• [WHAT YOU SHOULD DO]: Put the lines below into a numbered list, omitting any blank lines and leaving out the pictures.

• [DATA]:
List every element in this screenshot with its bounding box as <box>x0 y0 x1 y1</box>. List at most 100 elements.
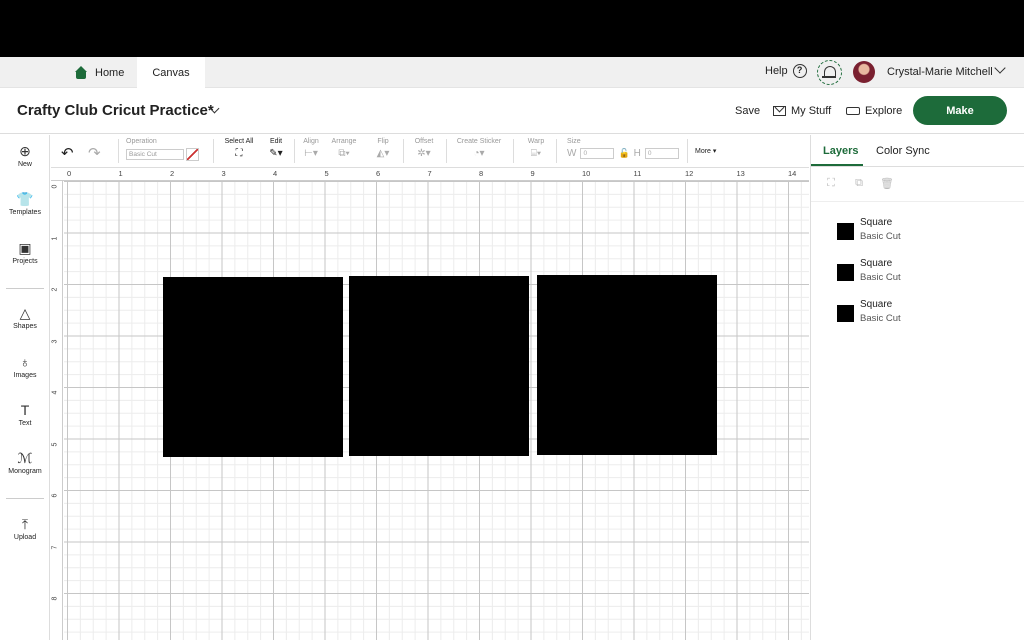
redo-icon[interactable]: ↷ <box>88 144 101 162</box>
layer-item[interactable]: Square Basic Cut <box>837 298 1007 328</box>
make-button[interactable]: Make <box>913 96 1007 125</box>
templates-label: Templates <box>9 209 41 216</box>
ruler-tick-label: 7 <box>51 545 59 549</box>
home-icon <box>74 66 88 79</box>
layer-item[interactable]: Square Basic Cut <box>837 216 1007 246</box>
group-icon[interactable]: ⛶ <box>824 177 838 191</box>
select-all-button[interactable]: Select All ⛶ <box>223 138 255 159</box>
tab-canvas-label: Canvas <box>152 67 190 79</box>
user-name[interactable]: Crystal-Marie Mitchell <box>887 66 993 78</box>
avatar[interactable] <box>853 61 875 83</box>
undo-icon[interactable]: ↶ <box>61 144 74 162</box>
envelope-icon <box>773 106 786 116</box>
operation-select[interactable]: Basic Cut <box>126 149 184 160</box>
divider <box>118 139 119 163</box>
upload-button[interactable]: ⤒ Upload <box>0 516 50 541</box>
width-input[interactable]: 0 <box>580 148 615 159</box>
projects-icon: ▣ <box>18 240 32 256</box>
ruler-tick-label: 6 <box>376 169 381 178</box>
ruler-tick-label: 0 <box>67 169 72 178</box>
ruler-tick-label: 2 <box>170 169 175 178</box>
tab-canvas[interactable]: Canvas <box>137 57 205 89</box>
machine-icon <box>846 107 860 115</box>
project-title[interactable]: Crafty Club Cricut Practice* <box>17 102 214 119</box>
ruler-tick-label: 5 <box>324 169 329 178</box>
divider <box>513 139 514 163</box>
create-sticker-button[interactable]: Create Sticker ◔▾ <box>454 138 504 159</box>
arrange-button[interactable]: Arrange ⧉▾ <box>330 138 358 159</box>
square-shape[interactable] <box>163 277 343 457</box>
text-label: Text <box>18 420 32 427</box>
save-button[interactable]: Save <box>735 105 760 117</box>
ruler-tick-label: 9 <box>530 169 535 178</box>
tab-layers[interactable]: Layers <box>823 145 858 157</box>
divider <box>6 288 44 289</box>
layer-item[interactable]: Square Basic Cut <box>837 257 1007 287</box>
divider <box>811 201 1024 202</box>
divider <box>687 139 688 163</box>
divider <box>403 139 404 163</box>
text-button[interactable]: T Text <box>0 402 50 427</box>
top-tab-bar: Home Canvas Help ? Crystal-Marie Mitchel… <box>0 57 1024 89</box>
warp-label: Warp <box>527 138 545 145</box>
templates-button[interactable]: 👕 Templates <box>0 191 50 216</box>
square-shape[interactable] <box>537 275 717 455</box>
trash-icon[interactable]: 🗑 <box>880 177 894 191</box>
offset-button[interactable]: Offset ✲▾ <box>411 138 437 159</box>
chevron-down-icon[interactable] <box>994 62 1006 74</box>
explore-button[interactable]: Explore <box>846 105 902 117</box>
edit-button[interactable]: Edit ✎▾ <box>265 138 287 159</box>
align-label: Align <box>303 138 319 145</box>
divider <box>811 166 1024 167</box>
ruler-tick-label: 3 <box>221 169 226 178</box>
ruler-tick-label: 1 <box>118 169 123 178</box>
pencil-icon: ✎▾ <box>269 148 283 159</box>
height-input[interactable]: 0 <box>644 148 679 159</box>
tab-home[interactable]: Home <box>74 57 124 88</box>
select-all-label: Select All <box>224 138 254 145</box>
layer-operation: Basic Cut <box>860 231 901 242</box>
align-button[interactable]: Align ⊢▾ <box>301 138 321 159</box>
ruler-tick-label: 6 <box>51 493 59 498</box>
offset-icon: ✲▾ <box>417 148 431 159</box>
project-header: Crafty Club Cricut Practice* Save My Stu… <box>0 88 1024 134</box>
select-all-icon: ⛶ <box>235 148 243 159</box>
color-swatch[interactable] <box>186 148 199 161</box>
layer-swatch <box>837 264 854 281</box>
warp-button[interactable]: Warp ⌸▾ <box>524 138 548 159</box>
my-stuff-label: My Stuff <box>791 105 832 117</box>
upload-icon: ⤒ <box>21 516 29 532</box>
shapes-button[interactable]: △ Shapes <box>0 305 50 330</box>
ruler-tick-label: 14 <box>788 169 797 178</box>
images-button[interactable]: ♁ Images <box>0 354 50 379</box>
sticker-icon: ◔▾ <box>473 148 485 159</box>
shapes-icon: △ <box>19 305 31 321</box>
duplicate-icon[interactable]: ⧉ <box>852 177 866 191</box>
ruler-tick-label: 10 <box>582 169 591 178</box>
design-canvas[interactable] <box>64 181 809 640</box>
flip-button[interactable]: Flip ◭▾ <box>373 138 393 159</box>
edit-toolbar: ↶ ↷ Operation Basic Cut Select All ⛶ Edi… <box>51 135 809 168</box>
new-button[interactable]: ⊕ New <box>0 143 50 168</box>
ruler-tick-label: 0 <box>51 184 59 189</box>
tab-color-sync[interactable]: Color Sync <box>876 145 930 157</box>
left-toolbar: ⊕ New 👕 Templates ▣ Projects △ Shapes ♁ … <box>0 135 50 640</box>
more-label: More <box>695 148 711 155</box>
monogram-button[interactable]: ℳ Monogram <box>0 450 50 475</box>
text-icon: T <box>20 402 30 418</box>
layer-operation: Basic Cut <box>860 272 901 283</box>
upload-label: Upload <box>13 534 37 541</box>
my-stuff-button[interactable]: My Stuff <box>773 105 831 117</box>
tshirt-icon: 👕 <box>16 191 34 207</box>
notification-bell-icon[interactable] <box>817 60 842 85</box>
help-button[interactable]: Help ? <box>765 64 807 78</box>
projects-button[interactable]: ▣ Projects <box>0 240 50 265</box>
more-button[interactable]: More ▾ <box>695 147 716 155</box>
flip-label: Flip <box>377 138 389 145</box>
ruler-tick-label: 11 <box>633 169 642 178</box>
square-shape[interactable] <box>349 276 529 456</box>
ruler-tick-label: 13 <box>736 169 745 178</box>
lock-icon[interactable]: 🔓 <box>618 148 629 159</box>
divider <box>446 139 447 163</box>
monogram-icon: ℳ <box>17 450 33 466</box>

• [RESULT OF THE TASK]:
1. List every element in this screenshot with its bounding box as <box>x0 y0 x1 y1</box>. List at most 100 elements.
2. redo-icon[interactable]: ↷ <box>88 144 101 162</box>
3. layer-item[interactable]: Square Basic Cut <box>837 298 1007 328</box>
4. make-button[interactable]: Make <box>913 96 1007 125</box>
5. templates-label: Templates <box>9 209 41 216</box>
6. ruler-tick-label: 7 <box>51 545 59 549</box>
7. home-icon <box>74 66 88 79</box>
8. layer-item[interactable]: Square Basic Cut <box>837 216 1007 246</box>
9. group-icon[interactable]: ⛶ <box>824 177 838 191</box>
10. select-all-button[interactable]: Select All ⛶ <box>223 138 255 159</box>
11. tab-canvas-label: Canvas <box>152 67 190 79</box>
12. user-name[interactable]: Crystal-Marie Mitchell <box>887 66 993 78</box>
13. avatar[interactable] <box>853 61 875 83</box>
14. undo-icon[interactable]: ↶ <box>61 144 74 162</box>
15. envelope-icon <box>773 106 786 116</box>
16. operation-select[interactable]: Basic Cut <box>126 149 184 160</box>
17. divider <box>118 139 119 163</box>
18. upload-button[interactable]: ⤒ Upload <box>0 516 50 541</box>
19. width-input[interactable]: 0 <box>580 148 615 159</box>
20. projects-icon: ▣ <box>18 240 32 256</box>
21. ruler-tick-label: 6 <box>376 169 381 178</box>
22. ruler-tick-label: 0 <box>67 169 72 178</box>
23. ruler-tick-label: 2 <box>170 169 175 178</box>
24. tab-canvas[interactable]: Canvas <box>137 57 205 89</box>
25. machine-icon <box>846 107 860 115</box>
26. project-title[interactable]: Crafty Club Cricut Practice* <box>17 102 214 119</box>
27. ruler-tick-label: 5 <box>324 169 329 178</box>
28. divider <box>513 139 514 163</box>
29. create-sticker-button[interactable]: Create Sticker ◔▾ <box>454 138 504 159</box>
30. arrange-button[interactable]: Arrange ⧉▾ <box>330 138 358 159</box>
31. square-shape[interactable] <box>163 277 343 457</box>
32. text-label: Text <box>18 420 32 427</box>
33. save-button[interactable]: Save <box>735 105 760 117</box>
34. ruler-tick-label: 9 <box>530 169 535 178</box>
35. tab-layers[interactable]: Layers <box>823 145 858 157</box>
36. divider <box>6 288 44 289</box>
37. layer-item[interactable]: Square Basic Cut <box>837 257 1007 287</box>
38. divider <box>811 201 1024 202</box>
39. divider <box>687 139 688 163</box>
40. divider <box>403 139 404 163</box>
41. text-button[interactable]: T Text <box>0 402 50 427</box>
42. top-tab-bar: Home Canvas Help ? Crystal-Marie Mitchel… <box>0 57 1024 89</box>
43. warp-label: Warp <box>527 138 545 145</box>
44. templates-button[interactable]: 👕 Templates <box>0 191 50 216</box>
45. square-shape[interactable] <box>537 275 717 455</box>
46. trash-icon[interactable]: 🗑 <box>880 177 894 191</box>
47. offset-button[interactable]: Offset ✲▾ <box>411 138 437 159</box>
48. chevron-down-icon[interactable] <box>994 62 1006 74</box>
49. explore-button[interactable]: Explore <box>846 105 902 117</box>
50. edit-button[interactable]: Edit ✎▾ <box>265 138 287 159</box>
51. align-label: Align <box>303 138 319 145</box>
52. divider <box>811 166 1024 167</box>
53. ruler-tick-label: 3 <box>221 169 226 178</box>
54. ruler-tick-label: 1 <box>118 169 123 178</box>
55. pencil-icon: ✎▾ <box>269 148 283 159</box>
56. height-input[interactable]: 0 <box>644 148 679 159</box>
57. tab-home[interactable]: Home <box>74 57 124 88</box>
58. select-all-label: Select All <box>224 138 254 145</box>
59. layer-operation: Basic Cut <box>860 231 901 242</box>
60. align-button[interactable]: Align ⊢▾ <box>301 138 321 159</box>
61. ruler-tick-label: 6 <box>51 493 59 498</box>
62. offset-icon: ✲▾ <box>417 148 431 159</box>
63. project-header: Crafty Club Cricut Practice* Save My Stu… <box>0 88 1024 134</box>
64. select-all-icon: ⛶ <box>235 148 243 159</box>
65. color-swatch[interactable] <box>186 148 199 161</box>
66. layer-swatch <box>837 264 854 281</box>
67. warp-button[interactable]: Warp ⌸▾ <box>524 138 548 159</box>
68. my-stuff-label: My Stuff <box>791 105 832 117</box>
69. upload-icon: ⤒ <box>21 516 29 532</box>
70. shapes-button[interactable]: △ Shapes <box>0 305 50 330</box>
71. ruler-tick-label: 14 <box>788 169 797 178</box>
72. images-button[interactable]: ♁ Images <box>0 354 50 379</box>
73. sticker-icon: ◔▾ <box>473 148 485 159</box>
74. shapes-icon: △ <box>19 305 31 321</box>
75. duplicate-icon[interactable]: ⧉ <box>852 177 866 191</box>
76. ruler-tick-label: 10 <box>582 169 591 178</box>
77. design-canvas[interactable] <box>64 181 809 640</box>
78. flip-button[interactable]: Flip ◭▾ <box>373 138 393 159</box>
79. edit-toolbar: ↶ ↷ Operation Basic Cut Select All ⛶ Edi… <box>51 135 809 168</box>
80. new-button[interactable]: ⊕ New <box>0 143 50 168</box>
81. ruler-tick-label: 0 <box>51 184 59 189</box>
82. tab-color-sync[interactable]: Color Sync <box>876 145 930 157</box>
83. left-toolbar: ⊕ New 👕 Templates ▣ Projects △ Shapes ♁ … <box>0 135 50 640</box>
84. more-label: More <box>695 148 711 155</box>
85. monogram-button[interactable]: ℳ Monogram <box>0 450 50 475</box>
86. text-icon: T <box>20 402 30 418</box>
87. layer-operation: Basic Cut <box>860 272 901 283</box>
88. upload-label: Upload <box>13 534 37 541</box>
89. my-stuff-button[interactable]: My Stuff <box>773 105 831 117</box>
90. tshirt-icon: 👕 <box>16 191 34 207</box>
91. notification-bell-icon[interactable] <box>817 60 842 85</box>
92. help-button[interactable]: Help ? <box>765 64 807 78</box>
93. projects-button[interactable]: ▣ Projects <box>0 240 50 265</box>
94. more-button[interactable]: More ▾ <box>695 147 716 155</box>
95. flip-label: Flip <box>377 138 389 145</box>
96. ruler-tick-label: 11 <box>633 169 642 178</box>
97. square-shape[interactable] <box>349 276 529 456</box>
98. ruler-tick-label: 13 <box>736 169 745 178</box>
99. lock-icon[interactable]: 🔓 <box>618 148 629 159</box>
100. divider <box>446 139 447 163</box>
101. monogram-icon: ℳ <box>17 450 33 466</box>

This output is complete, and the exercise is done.